Stored entries
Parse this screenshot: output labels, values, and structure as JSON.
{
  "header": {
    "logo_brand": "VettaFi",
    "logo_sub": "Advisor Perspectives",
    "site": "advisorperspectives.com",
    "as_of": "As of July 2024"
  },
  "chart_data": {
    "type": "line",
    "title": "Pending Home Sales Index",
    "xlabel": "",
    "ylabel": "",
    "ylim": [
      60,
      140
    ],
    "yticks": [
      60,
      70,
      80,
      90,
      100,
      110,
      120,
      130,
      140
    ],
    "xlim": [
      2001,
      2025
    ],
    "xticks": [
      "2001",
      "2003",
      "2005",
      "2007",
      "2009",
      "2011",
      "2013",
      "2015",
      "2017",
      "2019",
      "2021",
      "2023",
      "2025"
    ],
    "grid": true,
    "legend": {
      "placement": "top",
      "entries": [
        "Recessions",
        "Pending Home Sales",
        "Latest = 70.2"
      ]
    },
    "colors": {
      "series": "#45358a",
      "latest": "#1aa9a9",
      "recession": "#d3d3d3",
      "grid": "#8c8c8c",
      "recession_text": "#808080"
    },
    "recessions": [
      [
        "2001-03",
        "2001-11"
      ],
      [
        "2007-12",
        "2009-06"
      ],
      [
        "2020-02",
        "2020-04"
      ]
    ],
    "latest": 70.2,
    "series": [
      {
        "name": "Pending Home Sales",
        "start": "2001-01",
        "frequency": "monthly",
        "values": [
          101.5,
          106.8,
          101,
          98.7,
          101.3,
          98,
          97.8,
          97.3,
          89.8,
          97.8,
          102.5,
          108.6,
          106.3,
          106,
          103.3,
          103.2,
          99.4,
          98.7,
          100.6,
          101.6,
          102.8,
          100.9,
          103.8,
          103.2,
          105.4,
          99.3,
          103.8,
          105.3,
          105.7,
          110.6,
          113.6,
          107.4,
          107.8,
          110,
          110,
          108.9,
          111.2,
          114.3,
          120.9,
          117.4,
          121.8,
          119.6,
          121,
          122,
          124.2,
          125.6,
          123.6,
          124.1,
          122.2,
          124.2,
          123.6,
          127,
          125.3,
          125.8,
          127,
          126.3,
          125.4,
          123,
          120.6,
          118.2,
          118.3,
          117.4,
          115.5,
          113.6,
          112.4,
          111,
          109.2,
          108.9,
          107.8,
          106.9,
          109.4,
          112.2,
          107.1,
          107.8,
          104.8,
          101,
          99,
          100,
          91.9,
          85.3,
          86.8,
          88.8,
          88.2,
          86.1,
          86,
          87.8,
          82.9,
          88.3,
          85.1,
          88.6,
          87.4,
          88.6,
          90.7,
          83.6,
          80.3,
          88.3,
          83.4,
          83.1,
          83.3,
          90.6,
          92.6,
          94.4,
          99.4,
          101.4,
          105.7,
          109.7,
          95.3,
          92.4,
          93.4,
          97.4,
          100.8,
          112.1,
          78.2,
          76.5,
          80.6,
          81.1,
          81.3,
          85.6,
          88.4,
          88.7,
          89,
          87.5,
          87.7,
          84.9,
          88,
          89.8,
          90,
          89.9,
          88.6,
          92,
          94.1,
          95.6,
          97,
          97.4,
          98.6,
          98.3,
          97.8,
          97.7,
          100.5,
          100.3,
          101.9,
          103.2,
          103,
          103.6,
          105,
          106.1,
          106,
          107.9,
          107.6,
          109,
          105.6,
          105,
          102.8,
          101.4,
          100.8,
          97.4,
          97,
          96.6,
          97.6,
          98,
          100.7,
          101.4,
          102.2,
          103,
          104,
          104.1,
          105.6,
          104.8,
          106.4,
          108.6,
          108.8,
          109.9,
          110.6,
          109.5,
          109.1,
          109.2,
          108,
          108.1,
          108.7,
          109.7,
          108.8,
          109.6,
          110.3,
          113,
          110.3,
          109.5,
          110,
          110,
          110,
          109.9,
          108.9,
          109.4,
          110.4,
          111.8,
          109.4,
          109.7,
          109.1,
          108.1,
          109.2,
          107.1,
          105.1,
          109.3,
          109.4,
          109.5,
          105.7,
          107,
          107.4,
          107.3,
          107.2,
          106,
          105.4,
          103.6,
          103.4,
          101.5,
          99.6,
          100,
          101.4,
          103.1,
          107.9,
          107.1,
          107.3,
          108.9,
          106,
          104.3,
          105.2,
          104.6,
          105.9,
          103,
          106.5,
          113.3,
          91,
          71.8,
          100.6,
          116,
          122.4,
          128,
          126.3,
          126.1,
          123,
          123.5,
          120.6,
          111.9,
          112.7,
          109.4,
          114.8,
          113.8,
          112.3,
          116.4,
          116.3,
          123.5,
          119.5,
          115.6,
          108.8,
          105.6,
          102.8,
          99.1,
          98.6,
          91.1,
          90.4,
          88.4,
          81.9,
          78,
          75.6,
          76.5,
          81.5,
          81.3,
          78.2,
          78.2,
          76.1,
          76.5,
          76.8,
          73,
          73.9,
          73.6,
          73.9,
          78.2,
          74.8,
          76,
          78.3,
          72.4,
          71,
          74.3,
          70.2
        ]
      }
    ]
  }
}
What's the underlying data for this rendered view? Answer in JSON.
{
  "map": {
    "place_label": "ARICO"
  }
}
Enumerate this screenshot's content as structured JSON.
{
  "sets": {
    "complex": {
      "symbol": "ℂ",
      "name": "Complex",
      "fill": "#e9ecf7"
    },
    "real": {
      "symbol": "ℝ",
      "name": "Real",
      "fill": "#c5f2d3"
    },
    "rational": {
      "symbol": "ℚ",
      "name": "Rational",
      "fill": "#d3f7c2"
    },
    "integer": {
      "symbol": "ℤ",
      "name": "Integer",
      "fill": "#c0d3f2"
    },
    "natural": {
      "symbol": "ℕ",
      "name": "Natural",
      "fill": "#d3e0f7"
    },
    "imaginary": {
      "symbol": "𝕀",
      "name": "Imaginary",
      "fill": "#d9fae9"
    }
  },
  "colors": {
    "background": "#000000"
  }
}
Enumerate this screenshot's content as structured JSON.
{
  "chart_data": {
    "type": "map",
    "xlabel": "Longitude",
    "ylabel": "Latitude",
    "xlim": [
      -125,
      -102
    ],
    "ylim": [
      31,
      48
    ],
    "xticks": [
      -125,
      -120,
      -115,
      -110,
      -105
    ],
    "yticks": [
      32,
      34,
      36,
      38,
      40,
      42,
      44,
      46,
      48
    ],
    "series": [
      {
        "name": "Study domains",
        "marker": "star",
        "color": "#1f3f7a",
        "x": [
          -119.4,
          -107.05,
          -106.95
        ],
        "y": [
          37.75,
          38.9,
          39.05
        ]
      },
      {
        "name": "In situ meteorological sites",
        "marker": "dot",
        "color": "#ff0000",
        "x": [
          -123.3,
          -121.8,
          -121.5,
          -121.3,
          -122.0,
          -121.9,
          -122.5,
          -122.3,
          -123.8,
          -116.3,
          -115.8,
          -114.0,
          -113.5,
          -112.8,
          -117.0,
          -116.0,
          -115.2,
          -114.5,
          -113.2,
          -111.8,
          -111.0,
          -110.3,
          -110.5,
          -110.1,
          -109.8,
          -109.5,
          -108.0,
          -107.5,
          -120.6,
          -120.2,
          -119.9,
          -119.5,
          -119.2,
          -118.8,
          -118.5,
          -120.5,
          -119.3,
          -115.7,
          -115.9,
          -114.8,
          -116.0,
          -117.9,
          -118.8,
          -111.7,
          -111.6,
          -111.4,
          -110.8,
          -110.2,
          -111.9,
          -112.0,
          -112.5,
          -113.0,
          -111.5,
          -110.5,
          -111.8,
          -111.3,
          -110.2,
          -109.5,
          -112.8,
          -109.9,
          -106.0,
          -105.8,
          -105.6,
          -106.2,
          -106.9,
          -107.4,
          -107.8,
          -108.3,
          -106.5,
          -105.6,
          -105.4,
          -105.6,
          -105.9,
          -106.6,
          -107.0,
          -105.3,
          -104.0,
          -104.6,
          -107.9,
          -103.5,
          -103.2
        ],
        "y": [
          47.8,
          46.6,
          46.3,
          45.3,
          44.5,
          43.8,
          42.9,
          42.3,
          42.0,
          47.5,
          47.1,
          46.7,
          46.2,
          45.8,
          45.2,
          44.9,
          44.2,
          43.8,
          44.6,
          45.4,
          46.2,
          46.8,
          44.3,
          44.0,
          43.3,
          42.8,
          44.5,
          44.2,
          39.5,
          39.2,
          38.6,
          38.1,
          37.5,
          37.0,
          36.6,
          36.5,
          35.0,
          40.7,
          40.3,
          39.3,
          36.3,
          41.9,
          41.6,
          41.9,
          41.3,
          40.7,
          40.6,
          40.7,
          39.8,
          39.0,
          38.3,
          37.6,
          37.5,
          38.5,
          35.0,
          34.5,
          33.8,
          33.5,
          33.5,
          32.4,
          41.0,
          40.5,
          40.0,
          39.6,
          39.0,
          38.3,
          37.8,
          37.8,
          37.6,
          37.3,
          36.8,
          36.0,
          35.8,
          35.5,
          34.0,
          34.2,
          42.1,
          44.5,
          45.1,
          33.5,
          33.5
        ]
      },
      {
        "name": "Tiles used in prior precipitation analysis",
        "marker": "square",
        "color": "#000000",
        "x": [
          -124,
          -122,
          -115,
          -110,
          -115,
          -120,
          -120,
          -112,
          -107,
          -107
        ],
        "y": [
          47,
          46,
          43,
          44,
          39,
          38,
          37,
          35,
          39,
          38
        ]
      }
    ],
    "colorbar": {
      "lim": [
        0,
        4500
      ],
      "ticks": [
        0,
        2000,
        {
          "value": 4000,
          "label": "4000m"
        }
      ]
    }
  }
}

## What is needed
Extract all lines from the material above that include the word "name".

## Response below
        "name": "Pending Home Sales",
      "name": "Complex",
      "name": "Real",
      "name": "Rational",
      "name": "Integer",
      "name": "Natural",
      "name": "Imaginary",
        "name": "Study domains",
        "name": "In situ meteorological sites",
        "name": "Tiles used in prior precipitation analysis",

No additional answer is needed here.